## Start
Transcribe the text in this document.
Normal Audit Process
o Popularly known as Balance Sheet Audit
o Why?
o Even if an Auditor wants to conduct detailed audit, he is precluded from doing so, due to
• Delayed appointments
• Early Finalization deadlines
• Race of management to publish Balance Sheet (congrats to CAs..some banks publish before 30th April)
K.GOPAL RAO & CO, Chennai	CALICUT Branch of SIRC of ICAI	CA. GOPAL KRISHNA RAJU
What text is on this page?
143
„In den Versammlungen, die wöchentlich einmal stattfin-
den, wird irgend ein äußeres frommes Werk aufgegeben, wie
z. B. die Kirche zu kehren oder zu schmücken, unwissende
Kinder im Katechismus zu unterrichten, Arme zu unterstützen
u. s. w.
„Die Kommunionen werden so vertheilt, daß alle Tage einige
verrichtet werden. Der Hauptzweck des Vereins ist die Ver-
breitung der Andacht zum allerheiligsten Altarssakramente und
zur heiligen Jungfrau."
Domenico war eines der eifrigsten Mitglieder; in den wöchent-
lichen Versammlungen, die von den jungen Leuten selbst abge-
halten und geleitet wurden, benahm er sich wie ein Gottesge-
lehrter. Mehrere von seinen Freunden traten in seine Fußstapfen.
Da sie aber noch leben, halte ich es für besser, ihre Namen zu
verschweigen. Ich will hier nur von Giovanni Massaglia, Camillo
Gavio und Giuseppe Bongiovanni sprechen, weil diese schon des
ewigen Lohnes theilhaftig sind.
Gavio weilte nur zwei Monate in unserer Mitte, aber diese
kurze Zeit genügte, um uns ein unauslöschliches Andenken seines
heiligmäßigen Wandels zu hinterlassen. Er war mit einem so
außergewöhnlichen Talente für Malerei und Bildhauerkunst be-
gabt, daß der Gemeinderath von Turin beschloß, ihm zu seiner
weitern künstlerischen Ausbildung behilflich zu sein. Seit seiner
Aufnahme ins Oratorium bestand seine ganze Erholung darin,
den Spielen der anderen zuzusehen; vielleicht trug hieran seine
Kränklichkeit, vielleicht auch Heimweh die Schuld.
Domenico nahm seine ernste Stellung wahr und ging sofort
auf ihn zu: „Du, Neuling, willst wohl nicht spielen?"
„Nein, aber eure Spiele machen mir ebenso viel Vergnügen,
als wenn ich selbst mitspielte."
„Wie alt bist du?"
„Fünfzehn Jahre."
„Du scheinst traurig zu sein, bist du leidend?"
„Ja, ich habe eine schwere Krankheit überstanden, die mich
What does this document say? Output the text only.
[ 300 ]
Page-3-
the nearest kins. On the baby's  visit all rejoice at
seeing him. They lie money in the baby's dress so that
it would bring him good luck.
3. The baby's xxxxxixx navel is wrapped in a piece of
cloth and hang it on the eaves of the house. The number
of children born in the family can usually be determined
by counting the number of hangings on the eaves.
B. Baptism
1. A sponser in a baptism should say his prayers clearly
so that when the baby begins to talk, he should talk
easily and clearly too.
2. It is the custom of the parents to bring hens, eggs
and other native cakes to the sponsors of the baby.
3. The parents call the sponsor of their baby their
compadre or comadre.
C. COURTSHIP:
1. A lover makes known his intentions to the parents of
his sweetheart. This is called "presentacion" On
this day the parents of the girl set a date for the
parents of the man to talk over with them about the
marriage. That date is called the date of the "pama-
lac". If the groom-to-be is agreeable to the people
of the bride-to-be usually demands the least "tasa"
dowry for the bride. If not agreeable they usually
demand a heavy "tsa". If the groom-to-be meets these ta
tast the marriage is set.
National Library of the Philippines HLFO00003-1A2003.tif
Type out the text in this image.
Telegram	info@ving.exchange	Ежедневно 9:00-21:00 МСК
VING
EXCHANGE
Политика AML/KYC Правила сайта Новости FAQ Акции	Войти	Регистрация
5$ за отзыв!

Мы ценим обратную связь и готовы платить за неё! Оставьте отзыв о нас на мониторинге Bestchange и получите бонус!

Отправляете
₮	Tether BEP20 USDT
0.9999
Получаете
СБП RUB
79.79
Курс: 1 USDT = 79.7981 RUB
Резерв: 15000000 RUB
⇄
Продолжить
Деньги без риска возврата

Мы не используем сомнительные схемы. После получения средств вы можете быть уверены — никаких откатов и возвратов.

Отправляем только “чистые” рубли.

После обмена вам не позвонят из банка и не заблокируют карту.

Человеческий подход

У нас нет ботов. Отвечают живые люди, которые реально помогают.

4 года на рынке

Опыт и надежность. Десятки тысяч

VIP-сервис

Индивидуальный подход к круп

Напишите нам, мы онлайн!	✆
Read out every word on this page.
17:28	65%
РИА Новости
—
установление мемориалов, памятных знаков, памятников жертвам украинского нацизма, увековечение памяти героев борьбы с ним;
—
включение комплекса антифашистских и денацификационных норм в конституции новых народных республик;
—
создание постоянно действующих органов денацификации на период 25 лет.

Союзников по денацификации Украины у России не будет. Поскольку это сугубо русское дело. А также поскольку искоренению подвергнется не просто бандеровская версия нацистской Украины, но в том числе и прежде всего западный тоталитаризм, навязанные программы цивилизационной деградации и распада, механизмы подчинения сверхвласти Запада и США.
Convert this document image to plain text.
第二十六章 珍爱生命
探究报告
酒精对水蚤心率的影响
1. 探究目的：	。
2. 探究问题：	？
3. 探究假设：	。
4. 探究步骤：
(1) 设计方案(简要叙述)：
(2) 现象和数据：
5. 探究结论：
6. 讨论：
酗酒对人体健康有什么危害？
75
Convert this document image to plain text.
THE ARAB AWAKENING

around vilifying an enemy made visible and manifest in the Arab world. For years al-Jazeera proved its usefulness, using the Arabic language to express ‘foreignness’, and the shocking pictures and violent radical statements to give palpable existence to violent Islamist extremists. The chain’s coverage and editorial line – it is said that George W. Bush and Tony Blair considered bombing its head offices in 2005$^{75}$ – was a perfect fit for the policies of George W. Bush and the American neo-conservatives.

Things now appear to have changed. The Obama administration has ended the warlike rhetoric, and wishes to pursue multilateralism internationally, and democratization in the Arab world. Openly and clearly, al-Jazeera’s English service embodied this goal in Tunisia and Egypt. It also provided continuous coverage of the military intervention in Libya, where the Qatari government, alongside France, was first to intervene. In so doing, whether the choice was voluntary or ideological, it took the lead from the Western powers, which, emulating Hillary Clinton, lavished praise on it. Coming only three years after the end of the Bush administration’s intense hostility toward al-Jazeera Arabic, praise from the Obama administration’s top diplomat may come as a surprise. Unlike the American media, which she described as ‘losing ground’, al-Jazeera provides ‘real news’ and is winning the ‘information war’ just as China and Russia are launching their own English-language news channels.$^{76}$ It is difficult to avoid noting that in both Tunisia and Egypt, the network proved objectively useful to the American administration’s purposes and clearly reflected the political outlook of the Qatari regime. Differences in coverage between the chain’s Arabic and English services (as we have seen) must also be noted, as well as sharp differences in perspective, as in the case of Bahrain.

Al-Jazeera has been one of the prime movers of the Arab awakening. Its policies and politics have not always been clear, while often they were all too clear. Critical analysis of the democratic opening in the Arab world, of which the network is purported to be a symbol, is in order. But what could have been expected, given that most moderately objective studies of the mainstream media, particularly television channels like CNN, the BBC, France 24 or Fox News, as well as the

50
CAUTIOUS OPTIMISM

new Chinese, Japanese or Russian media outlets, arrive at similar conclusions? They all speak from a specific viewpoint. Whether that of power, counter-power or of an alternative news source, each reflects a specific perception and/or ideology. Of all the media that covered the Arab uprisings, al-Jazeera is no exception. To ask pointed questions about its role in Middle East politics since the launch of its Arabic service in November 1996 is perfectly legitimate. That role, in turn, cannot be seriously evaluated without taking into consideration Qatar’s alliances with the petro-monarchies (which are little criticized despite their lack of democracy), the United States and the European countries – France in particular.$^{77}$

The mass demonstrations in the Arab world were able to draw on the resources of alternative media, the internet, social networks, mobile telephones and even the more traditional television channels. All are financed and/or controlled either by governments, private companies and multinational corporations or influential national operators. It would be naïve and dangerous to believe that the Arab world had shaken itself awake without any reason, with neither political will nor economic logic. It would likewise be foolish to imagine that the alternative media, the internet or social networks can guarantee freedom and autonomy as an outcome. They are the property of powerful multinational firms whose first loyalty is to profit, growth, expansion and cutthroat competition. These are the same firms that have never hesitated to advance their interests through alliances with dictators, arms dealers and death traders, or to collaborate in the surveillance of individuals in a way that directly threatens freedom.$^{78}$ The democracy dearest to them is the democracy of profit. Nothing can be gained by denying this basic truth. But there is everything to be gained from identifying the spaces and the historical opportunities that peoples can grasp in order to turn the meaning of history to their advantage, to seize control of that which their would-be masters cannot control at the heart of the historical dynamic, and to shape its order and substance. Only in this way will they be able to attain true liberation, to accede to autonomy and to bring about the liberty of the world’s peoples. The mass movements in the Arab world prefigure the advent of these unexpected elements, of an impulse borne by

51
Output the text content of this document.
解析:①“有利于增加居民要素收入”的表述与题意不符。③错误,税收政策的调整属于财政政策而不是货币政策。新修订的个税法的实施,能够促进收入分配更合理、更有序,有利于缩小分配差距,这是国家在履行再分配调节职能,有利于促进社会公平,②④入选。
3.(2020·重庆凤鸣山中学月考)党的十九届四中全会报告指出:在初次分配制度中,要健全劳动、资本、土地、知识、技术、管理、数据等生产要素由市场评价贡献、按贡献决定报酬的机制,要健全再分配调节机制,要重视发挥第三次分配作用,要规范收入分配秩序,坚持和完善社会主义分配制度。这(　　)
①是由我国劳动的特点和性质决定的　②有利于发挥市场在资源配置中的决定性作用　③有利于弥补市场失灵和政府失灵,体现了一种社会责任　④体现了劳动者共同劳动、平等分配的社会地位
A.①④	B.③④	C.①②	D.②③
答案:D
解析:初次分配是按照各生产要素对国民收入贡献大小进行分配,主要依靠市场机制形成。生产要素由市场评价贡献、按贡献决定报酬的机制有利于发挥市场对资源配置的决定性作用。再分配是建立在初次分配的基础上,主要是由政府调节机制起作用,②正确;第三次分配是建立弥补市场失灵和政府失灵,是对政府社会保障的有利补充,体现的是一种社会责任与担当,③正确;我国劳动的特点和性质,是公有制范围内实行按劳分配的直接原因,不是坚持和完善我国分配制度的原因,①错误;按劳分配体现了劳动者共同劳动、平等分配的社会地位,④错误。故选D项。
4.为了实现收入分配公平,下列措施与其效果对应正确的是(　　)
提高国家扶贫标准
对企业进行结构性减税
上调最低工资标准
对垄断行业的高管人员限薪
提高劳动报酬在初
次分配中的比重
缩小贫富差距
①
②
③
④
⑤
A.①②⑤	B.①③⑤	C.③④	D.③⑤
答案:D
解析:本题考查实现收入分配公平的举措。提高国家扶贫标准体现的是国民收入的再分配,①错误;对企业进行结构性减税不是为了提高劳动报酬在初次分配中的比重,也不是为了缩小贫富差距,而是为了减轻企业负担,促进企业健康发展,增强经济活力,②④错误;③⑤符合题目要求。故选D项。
## End
Lines that hold "called" are the ones to copy; find all of them.

(Answer)
his sweetheart. This is called "presentacion" On
marriage. That date is called the date of the "pama-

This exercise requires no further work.